[Records that describe figures]
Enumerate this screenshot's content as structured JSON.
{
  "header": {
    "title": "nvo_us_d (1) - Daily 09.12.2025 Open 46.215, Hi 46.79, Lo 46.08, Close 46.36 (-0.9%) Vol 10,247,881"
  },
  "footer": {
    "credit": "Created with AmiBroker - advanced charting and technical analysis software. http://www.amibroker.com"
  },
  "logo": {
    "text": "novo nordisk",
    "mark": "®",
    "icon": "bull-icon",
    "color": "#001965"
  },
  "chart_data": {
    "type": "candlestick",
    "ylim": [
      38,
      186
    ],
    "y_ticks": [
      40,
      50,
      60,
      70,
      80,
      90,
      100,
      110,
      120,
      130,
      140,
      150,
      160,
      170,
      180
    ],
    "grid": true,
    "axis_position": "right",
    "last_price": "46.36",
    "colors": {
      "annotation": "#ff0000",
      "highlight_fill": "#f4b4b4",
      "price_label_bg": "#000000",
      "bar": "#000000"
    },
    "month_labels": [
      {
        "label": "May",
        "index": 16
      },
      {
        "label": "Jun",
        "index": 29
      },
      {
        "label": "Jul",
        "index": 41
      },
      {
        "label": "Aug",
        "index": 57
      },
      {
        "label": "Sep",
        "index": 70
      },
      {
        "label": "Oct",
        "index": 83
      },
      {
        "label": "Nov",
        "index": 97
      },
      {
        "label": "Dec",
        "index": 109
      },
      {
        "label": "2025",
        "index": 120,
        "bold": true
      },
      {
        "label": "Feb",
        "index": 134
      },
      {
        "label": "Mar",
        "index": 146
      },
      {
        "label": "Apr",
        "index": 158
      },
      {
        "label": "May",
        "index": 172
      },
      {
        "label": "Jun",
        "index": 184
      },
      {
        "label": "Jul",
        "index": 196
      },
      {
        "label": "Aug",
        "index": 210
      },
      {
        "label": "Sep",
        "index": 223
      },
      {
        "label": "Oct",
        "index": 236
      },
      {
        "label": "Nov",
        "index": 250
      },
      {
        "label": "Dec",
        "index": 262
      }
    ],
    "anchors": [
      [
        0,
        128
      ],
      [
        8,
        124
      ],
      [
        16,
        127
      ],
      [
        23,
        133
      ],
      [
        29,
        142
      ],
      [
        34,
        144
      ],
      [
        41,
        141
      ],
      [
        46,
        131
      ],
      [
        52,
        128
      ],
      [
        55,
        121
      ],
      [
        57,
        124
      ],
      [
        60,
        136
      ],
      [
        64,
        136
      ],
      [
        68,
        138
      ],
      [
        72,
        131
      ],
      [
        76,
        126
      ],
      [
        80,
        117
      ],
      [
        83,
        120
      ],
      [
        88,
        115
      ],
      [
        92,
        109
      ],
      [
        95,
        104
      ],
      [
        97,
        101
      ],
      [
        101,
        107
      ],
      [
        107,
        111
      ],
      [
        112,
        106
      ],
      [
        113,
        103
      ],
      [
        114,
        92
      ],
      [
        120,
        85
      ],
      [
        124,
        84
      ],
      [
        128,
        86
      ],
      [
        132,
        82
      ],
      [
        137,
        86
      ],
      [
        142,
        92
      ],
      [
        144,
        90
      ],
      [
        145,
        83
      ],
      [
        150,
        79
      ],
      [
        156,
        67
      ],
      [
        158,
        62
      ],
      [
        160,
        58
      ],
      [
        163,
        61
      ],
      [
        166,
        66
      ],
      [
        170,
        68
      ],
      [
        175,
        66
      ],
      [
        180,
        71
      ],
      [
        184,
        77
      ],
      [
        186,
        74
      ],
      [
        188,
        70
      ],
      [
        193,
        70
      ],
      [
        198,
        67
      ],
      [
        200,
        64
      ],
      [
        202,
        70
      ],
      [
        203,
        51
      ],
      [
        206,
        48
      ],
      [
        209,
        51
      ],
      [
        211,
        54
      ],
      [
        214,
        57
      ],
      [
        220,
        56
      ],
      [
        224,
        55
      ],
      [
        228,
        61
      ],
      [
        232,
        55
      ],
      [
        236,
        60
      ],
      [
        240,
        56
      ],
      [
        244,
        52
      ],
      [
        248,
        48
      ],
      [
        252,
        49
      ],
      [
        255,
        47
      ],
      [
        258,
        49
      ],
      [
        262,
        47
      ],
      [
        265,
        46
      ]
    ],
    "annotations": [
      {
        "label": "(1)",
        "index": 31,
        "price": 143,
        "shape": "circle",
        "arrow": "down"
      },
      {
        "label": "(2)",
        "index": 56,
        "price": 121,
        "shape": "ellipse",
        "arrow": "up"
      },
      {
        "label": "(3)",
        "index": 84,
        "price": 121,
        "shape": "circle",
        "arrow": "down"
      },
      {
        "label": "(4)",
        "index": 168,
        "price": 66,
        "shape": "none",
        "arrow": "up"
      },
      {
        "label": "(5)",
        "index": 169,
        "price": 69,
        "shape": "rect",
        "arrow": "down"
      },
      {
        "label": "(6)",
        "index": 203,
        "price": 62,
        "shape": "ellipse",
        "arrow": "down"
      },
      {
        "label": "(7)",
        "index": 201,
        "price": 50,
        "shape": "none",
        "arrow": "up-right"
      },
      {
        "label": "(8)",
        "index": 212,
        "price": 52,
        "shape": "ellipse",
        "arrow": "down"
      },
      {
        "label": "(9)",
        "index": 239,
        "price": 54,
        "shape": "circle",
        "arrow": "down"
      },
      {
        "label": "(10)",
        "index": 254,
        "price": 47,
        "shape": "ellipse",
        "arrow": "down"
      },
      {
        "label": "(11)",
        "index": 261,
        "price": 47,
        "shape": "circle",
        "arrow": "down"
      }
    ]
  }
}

## TASK TO CARRY OUT:
Write the data back out verbatim.

## COMPLETE RESPONSE:
Enumerate this screenshot's content as structured JSON.
{
  "header": {
    "title": "nvo_us_d (1) - Daily 09.12.2025 Open 46.215, Hi 46.79, Lo 46.08, Close 46.36 (-0.9%) Vol 10,247,881"
  },
  "footer": {
    "credit": "Created with AmiBroker - advanced charting and technical analysis software. http://www.amibroker.com"
  },
  "logo": {
    "text": "novo nordisk",
    "mark": "®",
    "icon": "bull-icon",
    "color": "#001965"
  },
  "chart_data": {
    "type": "candlestick",
    "ylim": [
      38,
      186
    ],
    "y_ticks": [
      40,
      50,
      60,
      70,
      80,
      90,
      100,
      110,
      120,
      130,
      140,
      150,
      160,
      170,
      180
    ],
    "grid": true,
    "axis_position": "right",
    "last_price": "46.36",
    "colors": {
      "annotation": "#ff0000",
      "highlight_fill": "#f4b4b4",
      "price_label_bg": "#000000",
      "bar": "#000000"
    },
    "month_labels": [
      {
        "label": "May",
        "index": 16
      },
      {
        "label": "Jun",
        "index": 29
      },
      {
        "label": "Jul",
        "index": 41
      },
      {
        "label": "Aug",
        "index": 57
      },
      {
        "label": "Sep",
        "index": 70
      },
      {
        "label": "Oct",
        "index": 83
      },
      {
        "label": "Nov",
        "index": 97
      },
      {
        "label": "Dec",
        "index": 109
      },
      {
        "label": "2025",
        "index": 120,
        "bold": true
      },
      {
        "label": "Feb",
        "index": 134
      },
      {
        "label": "Mar",
        "index": 146
      },
      {
        "label": "Apr",
        "index": 158
      },
      {
        "label": "May",
        "index": 172
      },
      {
        "label": "Jun",
        "index": 184
      },
      {
        "label": "Jul",
        "index": 196
      },
      {
        "label": "Aug",
        "index": 210
      },
      {
        "label": "Sep",
        "index": 223
      },
      {
        "label": "Oct",
        "index": 236
      },
      {
        "label": "Nov",
        "index": 250
      },
      {
        "label": "Dec",
        "index": 262
      }
    ],
    "anchors": [
      [
        0,
        128
      ],
      [
        8,
        124
      ],
      [
        16,
        127
      ],
      [
        23,
        133
      ],
      [
        29,
        142
      ],
      [
        34,
        144
      ],
      [
        41,
        141
      ],
      [
        46,
        131
      ],
      [
        52,
        128
      ],
      [
        55,
        121
      ],
      [
        57,
        124
      ],
      [
        60,
        136
      ],
      [
        64,
        136
      ],
      [
        68,
        138
      ],
      [
        72,
        131
      ],
      [
        76,
        126
      ],
      [
        80,
        117
      ],
      [
        83,
        120
      ],
      [
        88,
        115
      ],
      [
        92,
        109
      ],
      [
        95,
        104
      ],
      [
        97,
        101
      ],
      [
        101,
        107
      ],
      [
        107,
        111
      ],
      [
        112,
        106
      ],
      [
        113,
        103
      ],
      [
        114,
        92
      ],
      [
        120,
        85
      ],
      [
        124,
        84
      ],
      [
        128,
        86
      ],
      [
        132,
        82
      ],
      [
        137,
        86
      ],
      [
        142,
        92
      ],
      [
        144,
        90
      ],
      [
        145,
        83
      ],
      [
        150,
        79
      ],
      [
        156,
        67
      ],
      [
        158,
        62
      ],
      [
        160,
        58
      ],
      [
        163,
        61
      ],
      [
        166,
        66
      ],
      [
        170,
        68
      ],
      [
        175,
        66
      ],
      [
        180,
        71
      ],
      [
        184,
        77
      ],
      [
        186,
        74
      ],
      [
        188,
        70
      ],
      [
        193,
        70
      ],
      [
        198,
        67
      ],
      [
        200,
        64
      ],
      [
        202,
        70
      ],
      [
        203,
        51
      ],
      [
        206,
        48
      ],
      [
        209,
        51
      ],
      [
        211,
        54
      ],
      [
        214,
        57
      ],
      [
        220,
        56
      ],
      [
        224,
        55
      ],
      [
        228,
        61
      ],
      [
        232,
        55
      ],
      [
        236,
        60
      ],
      [
        240,
        56
      ],
      [
        244,
        52
      ],
      [
        248,
        48
      ],
      [
        252,
        49
      ],
      [
        255,
        47
      ],
      [
        258,
        49
      ],
      [
        262,
        47
      ],
      [
        265,
        46
      ]
    ],
    "annotations": [
      {
        "label": "(1)",
        "index": 31,
        "price": 143,
        "shape": "circle",
        "arrow": "down"
      },
      {
        "label": "(2)",
        "index": 56,
        "price": 121,
        "shape": "ellipse",
        "arrow": "up"
      },
      {
        "label": "(3)",
        "index": 84,
        "price": 121,
        "shape": "circle",
        "arrow": "down"
      },
      {
        "label": "(4)",
        "index": 168,
        "price": 66,
        "shape": "none",
        "arrow": "up"
      },
      {
        "label": "(5)",
        "index": 169,
        "price": 69,
        "shape": "rect",
        "arrow": "down"
      },
      {
        "label": "(6)",
        "index": 203,
        "price": 62,
        "shape": "ellipse",
        "arrow": "down"
      },
      {
        "label": "(7)",
        "index": 201,
        "price": 50,
        "shape": "none",
        "arrow": "up-right"
      },
      {
        "label": "(8)",
        "index": 212,
        "price": 52,
        "shape": "ellipse",
        "arrow": "down"
      },
      {
        "label": "(9)",
        "index": 239,
        "price": 54,
        "shape": "circle",
        "arrow": "down"
      },
      {
        "label": "(10)",
        "index": 254,
        "price": 47,
        "shape": "ellipse",
        "arrow": "down"
      },
      {
        "label": "(11)",
        "index": 261,
        "price": 47,
        "shape": "circle",
        "arrow": "down"
      }
    ]
  }
}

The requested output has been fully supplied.